*Data excerpts*.
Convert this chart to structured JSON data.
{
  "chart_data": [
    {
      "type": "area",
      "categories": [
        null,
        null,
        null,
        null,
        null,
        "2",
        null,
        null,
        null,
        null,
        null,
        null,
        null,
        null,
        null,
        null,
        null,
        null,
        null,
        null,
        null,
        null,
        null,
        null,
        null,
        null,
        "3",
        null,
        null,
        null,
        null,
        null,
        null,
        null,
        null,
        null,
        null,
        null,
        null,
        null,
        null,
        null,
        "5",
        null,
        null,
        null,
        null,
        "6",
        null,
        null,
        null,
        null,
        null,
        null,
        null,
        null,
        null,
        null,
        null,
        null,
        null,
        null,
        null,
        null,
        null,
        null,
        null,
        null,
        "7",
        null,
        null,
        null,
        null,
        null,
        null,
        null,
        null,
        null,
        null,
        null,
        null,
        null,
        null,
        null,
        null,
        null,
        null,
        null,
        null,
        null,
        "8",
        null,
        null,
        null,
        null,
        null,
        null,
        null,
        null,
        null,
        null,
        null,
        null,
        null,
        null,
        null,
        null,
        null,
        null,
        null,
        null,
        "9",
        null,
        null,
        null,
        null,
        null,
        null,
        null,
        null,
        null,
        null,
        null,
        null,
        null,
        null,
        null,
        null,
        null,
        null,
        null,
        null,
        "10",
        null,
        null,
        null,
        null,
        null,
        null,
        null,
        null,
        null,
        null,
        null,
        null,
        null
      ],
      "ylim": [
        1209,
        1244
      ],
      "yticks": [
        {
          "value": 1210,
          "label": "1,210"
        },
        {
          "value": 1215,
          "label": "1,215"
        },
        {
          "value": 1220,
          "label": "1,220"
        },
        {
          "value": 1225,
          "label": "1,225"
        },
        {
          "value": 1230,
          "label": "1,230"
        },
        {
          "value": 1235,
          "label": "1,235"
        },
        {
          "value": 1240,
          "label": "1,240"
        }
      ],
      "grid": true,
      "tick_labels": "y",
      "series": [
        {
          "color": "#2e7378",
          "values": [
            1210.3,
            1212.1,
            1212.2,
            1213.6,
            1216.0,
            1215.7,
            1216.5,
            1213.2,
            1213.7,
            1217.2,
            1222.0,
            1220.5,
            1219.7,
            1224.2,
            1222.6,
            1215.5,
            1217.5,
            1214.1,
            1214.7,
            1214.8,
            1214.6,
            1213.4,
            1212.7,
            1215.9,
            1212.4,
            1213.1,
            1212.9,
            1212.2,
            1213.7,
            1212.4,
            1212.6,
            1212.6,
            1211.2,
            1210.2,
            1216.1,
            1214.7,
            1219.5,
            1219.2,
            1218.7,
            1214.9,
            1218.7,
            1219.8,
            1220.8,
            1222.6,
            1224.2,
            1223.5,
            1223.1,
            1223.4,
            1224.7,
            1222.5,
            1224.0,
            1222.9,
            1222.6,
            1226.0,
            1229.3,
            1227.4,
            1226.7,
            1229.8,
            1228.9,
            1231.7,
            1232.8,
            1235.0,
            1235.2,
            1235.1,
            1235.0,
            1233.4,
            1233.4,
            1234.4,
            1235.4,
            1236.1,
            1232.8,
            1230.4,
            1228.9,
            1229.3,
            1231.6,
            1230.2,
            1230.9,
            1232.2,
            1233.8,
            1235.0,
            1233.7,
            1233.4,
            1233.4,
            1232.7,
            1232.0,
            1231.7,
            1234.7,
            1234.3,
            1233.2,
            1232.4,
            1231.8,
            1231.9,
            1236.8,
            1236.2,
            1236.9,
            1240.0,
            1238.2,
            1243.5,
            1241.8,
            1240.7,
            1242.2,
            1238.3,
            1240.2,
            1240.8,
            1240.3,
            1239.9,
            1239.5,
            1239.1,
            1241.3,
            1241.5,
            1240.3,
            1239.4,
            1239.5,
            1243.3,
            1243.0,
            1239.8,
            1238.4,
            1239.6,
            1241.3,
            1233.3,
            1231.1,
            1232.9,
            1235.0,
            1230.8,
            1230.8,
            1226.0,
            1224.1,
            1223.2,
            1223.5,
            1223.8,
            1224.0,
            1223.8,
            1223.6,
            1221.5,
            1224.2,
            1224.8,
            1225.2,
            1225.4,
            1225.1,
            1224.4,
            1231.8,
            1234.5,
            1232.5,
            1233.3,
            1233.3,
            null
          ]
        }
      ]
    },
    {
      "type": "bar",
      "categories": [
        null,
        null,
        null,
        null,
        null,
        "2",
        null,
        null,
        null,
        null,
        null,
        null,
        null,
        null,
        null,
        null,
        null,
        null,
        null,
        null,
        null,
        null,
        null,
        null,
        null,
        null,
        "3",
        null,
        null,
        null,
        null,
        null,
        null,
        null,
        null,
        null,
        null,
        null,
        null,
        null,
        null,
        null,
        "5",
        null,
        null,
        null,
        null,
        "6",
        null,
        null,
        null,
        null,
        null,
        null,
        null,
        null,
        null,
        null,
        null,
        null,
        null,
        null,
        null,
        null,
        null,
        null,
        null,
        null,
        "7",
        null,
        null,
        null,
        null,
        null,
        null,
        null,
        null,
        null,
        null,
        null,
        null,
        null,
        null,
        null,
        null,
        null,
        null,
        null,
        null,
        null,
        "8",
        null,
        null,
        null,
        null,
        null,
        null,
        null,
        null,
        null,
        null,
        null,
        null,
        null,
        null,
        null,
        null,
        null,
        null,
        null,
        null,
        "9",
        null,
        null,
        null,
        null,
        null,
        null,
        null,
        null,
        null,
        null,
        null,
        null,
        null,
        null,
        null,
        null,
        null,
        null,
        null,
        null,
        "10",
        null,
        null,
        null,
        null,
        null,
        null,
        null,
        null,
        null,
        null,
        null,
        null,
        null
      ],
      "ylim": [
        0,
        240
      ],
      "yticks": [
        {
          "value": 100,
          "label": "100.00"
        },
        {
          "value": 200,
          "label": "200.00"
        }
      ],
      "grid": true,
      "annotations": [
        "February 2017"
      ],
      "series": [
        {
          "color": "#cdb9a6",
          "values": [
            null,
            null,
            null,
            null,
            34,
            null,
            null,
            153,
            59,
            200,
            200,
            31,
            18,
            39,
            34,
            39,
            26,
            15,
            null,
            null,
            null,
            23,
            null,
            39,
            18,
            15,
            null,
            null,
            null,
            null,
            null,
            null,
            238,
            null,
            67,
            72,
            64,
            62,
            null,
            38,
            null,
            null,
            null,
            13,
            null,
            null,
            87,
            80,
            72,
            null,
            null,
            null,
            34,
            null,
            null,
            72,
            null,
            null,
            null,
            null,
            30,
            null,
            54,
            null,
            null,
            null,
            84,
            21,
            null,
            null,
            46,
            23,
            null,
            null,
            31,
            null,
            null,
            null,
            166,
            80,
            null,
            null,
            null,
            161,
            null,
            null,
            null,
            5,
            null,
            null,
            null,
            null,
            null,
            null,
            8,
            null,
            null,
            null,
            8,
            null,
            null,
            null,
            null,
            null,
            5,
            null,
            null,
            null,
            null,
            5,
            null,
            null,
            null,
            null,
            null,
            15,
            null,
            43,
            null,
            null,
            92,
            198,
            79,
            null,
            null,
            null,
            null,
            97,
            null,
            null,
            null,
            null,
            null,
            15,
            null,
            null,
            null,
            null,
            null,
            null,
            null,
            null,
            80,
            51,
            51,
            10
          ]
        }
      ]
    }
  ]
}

*Exercise prompt*. Set down the listing above in full, please, exactly as it appears.

*Reply to the task*.
Convert this chart to structured JSON data.
{
  "chart_data": [
    {
      "type": "area",
      "categories": [
        null,
        null,
        null,
        null,
        null,
        "2",
        null,
        null,
        null,
        null,
        null,
        null,
        null,
        null,
        null,
        null,
        null,
        null,
        null,
        null,
        null,
        null,
        null,
        null,
        null,
        null,
        "3",
        null,
        null,
        null,
        null,
        null,
        null,
        null,
        null,
        null,
        null,
        null,
        null,
        null,
        null,
        null,
        "5",
        null,
        null,
        null,
        null,
        "6",
        null,
        null,
        null,
        null,
        null,
        null,
        null,
        null,
        null,
        null,
        null,
        null,
        null,
        null,
        null,
        null,
        null,
        null,
        null,
        null,
        "7",
        null,
        null,
        null,
        null,
        null,
        null,
        null,
        null,
        null,
        null,
        null,
        null,
        null,
        null,
        null,
        null,
        null,
        null,
        null,
        null,
        null,
        "8",
        null,
        null,
        null,
        null,
        null,
        null,
        null,
        null,
        null,
        null,
        null,
        null,
        null,
        null,
        null,
        null,
        null,
        null,
        null,
        null,
        "9",
        null,
        null,
        null,
        null,
        null,
        null,
        null,
        null,
        null,
        null,
        null,
        null,
        null,
        null,
        null,
        null,
        null,
        null,
        null,
        null,
        "10",
        null,
        null,
        null,
        null,
        null,
        null,
        null,
        null,
        null,
        null,
        null,
        null,
        null
      ],
      "ylim": [
        1209,
        1244
      ],
      "yticks": [
        {
          "value": 1210,
          "label": "1,210"
        },
        {
          "value": 1215,
          "label": "1,215"
        },
        {
          "value": 1220,
          "label": "1,220"
        },
        {
          "value": 1225,
          "label": "1,225"
        },
        {
          "value": 1230,
          "label": "1,230"
        },
        {
          "value": 1235,
          "label": "1,235"
        },
        {
          "value": 1240,
          "label": "1,240"
        }
      ],
      "grid": true,
      "tick_labels": "y",
      "series": [
        {
          "color": "#2e7378",
          "values": [
            1210.3,
            1212.1,
            1212.2,
            1213.6,
            1216.0,
            1215.7,
            1216.5,
            1213.2,
            1213.7,
            1217.2,
            1222.0,
            1220.5,
            1219.7,
            1224.2,
            1222.6,
            1215.5,
            1217.5,
            1214.1,
            1214.7,
            1214.8,
            1214.6,
            1213.4,
            1212.7,
            1215.9,
            1212.4,
            1213.1,
            1212.9,
            1212.2,
            1213.7,
            1212.4,
            1212.6,
            1212.6,
            1211.2,
            1210.2,
            1216.1,
            1214.7,
            1219.5,
            1219.2,
            1218.7,
            1214.9,
            1218.7,
            1219.8,
            1220.8,
            1222.6,
            1224.2,
            1223.5,
            1223.1,
            1223.4,
            1224.7,
            1222.5,
            1224.0,
            1222.9,
            1222.6,
            1226.0,
            1229.3,
            1227.4,
            1226.7,
            1229.8,
            1228.9,
            1231.7,
            1232.8,
            1235.0,
            1235.2,
            1235.1,
            1235.0,
            1233.4,
            1233.4,
            1234.4,
            1235.4,
            1236.1,
            1232.8,
            1230.4,
            1228.9,
            1229.3,
            1231.6,
            1230.2,
            1230.9,
            1232.2,
            1233.8,
            1235.0,
            1233.7,
            1233.4,
            1233.4,
            1232.7,
            1232.0,
            1231.7,
            1234.7,
            1234.3,
            1233.2,
            1232.4,
            1231.8,
            1231.9,
            1236.8,
            1236.2,
            1236.9,
            1240.0,
            1238.2,
            1243.5,
            1241.8,
            1240.7,
            1242.2,
            1238.3,
            1240.2,
            1240.8,
            1240.3,
            1239.9,
            1239.5,
            1239.1,
            1241.3,
            1241.5,
            1240.3,
            1239.4,
            1239.5,
            1243.3,
            1243.0,
            1239.8,
            1238.4,
            1239.6,
            1241.3,
            1233.3,
            1231.1,
            1232.9,
            1235.0,
            1230.8,
            1230.8,
            1226.0,
            1224.1,
            1223.2,
            1223.5,
            1223.8,
            1224.0,
            1223.8,
            1223.6,
            1221.5,
            1224.2,
            1224.8,
            1225.2,
            1225.4,
            1225.1,
            1224.4,
            1231.8,
            1234.5,
            1232.5,
            1233.3,
            1233.3,
            null
          ]
        }
      ]
    },
    {
      "type": "bar",
      "categories": [
        null,
        null,
        null,
        null,
        null,
        "2",
        null,
        null,
        null,
        null,
        null,
        null,
        null,
        null,
        null,
        null,
        null,
        null,
        null,
        null,
        null,
        null,
        null,
        null,
        null,
        null,
        "3",
        null,
        null,
        null,
        null,
        null,
        null,
        null,
        null,
        null,
        null,
        null,
        null,
        null,
        null,
        null,
        "5",
        null,
        null,
        null,
        null,
        "6",
        null,
        null,
        null,
        null,
        null,
        null,
        null,
        null,
        null,
        null,
        null,
        null,
        null,
        null,
        null,
        null,
        null,
        null,
        null,
        null,
        "7",
        null,
        null,
        null,
        null,
        null,
        null,
        null,
        null,
        null,
        null,
        null,
        null,
        null,
        null,
        null,
        null,
        null,
        null,
        null,
        null,
        null,
        "8",
        null,
        null,
        null,
        null,
        null,
        null,
        null,
        null,
        null,
        null,
        null,
        null,
        null,
        null,
        null,
        null,
        null,
        null,
        null,
        null,
        "9",
        null,
        null,
        null,
        null,
        null,
        null,
        null,
        null,
        null,
        null,
        null,
        null,
        null,
        null,
        null,
        null,
        null,
        null,
        null,
        null,
        "10",
        null,
        null,
        null,
        null,
        null,
        null,
        null,
        null,
        null,
        null,
        null,
        null,
        null
      ],
      "ylim": [
        0,
        240
      ],
      "yticks": [
        {
          "value": 100,
          "label": "100.00"
        },
        {
          "value": 200,
          "label": "200.00"
        }
      ],
      "grid": true,
      "annotations": [
        "February 2017"
      ],
      "series": [
        {
          "color": "#cdb9a6",
          "values": [
            null,
            null,
            null,
            null,
            34,
            null,
            null,
            153,
            59,
            200,
            200,
            31,
            18,
            39,
            34,
            39,
            26,
            15,
            null,
            null,
            null,
            23,
            null,
            39,
            18,
            15,
            null,
            null,
            null,
            null,
            null,
            null,
            238,
            null,
            67,
            72,
            64,
            62,
            null,
            38,
            null,
            null,
            null,
            13,
            null,
            null,
            87,
            80,
            72,
            null,
            null,
            null,
            34,
            null,
            null,
            72,
            null,
            null,
            null,
            null,
            30,
            null,
            54,
            null,
            null,
            null,
            84,
            21,
            null,
            null,
            46,
            23,
            null,
            null,
            31,
            null,
            null,
            null,
            166,
            80,
            null,
            null,
            null,
            161,
            null,
            null,
            null,
            5,
            null,
            null,
            null,
            null,
            null,
            null,
            8,
            null,
            null,
            null,
            8,
            null,
            null,
            null,
            null,
            null,
            5,
            null,
            null,
            null,
            null,
            5,
            null,
            null,
            null,
            null,
            null,
            15,
            null,
            43,
            null,
            null,
            92,
            198,
            79,
            null,
            null,
            null,
            null,
            97,
            null,
            null,
            null,
            null,
            null,
            15,
            null,
            null,
            null,
            null,
            null,
            null,
            null,
            null,
            80,
            51,
            51,
            10
          ]
        }
      ]
    }
  ]
}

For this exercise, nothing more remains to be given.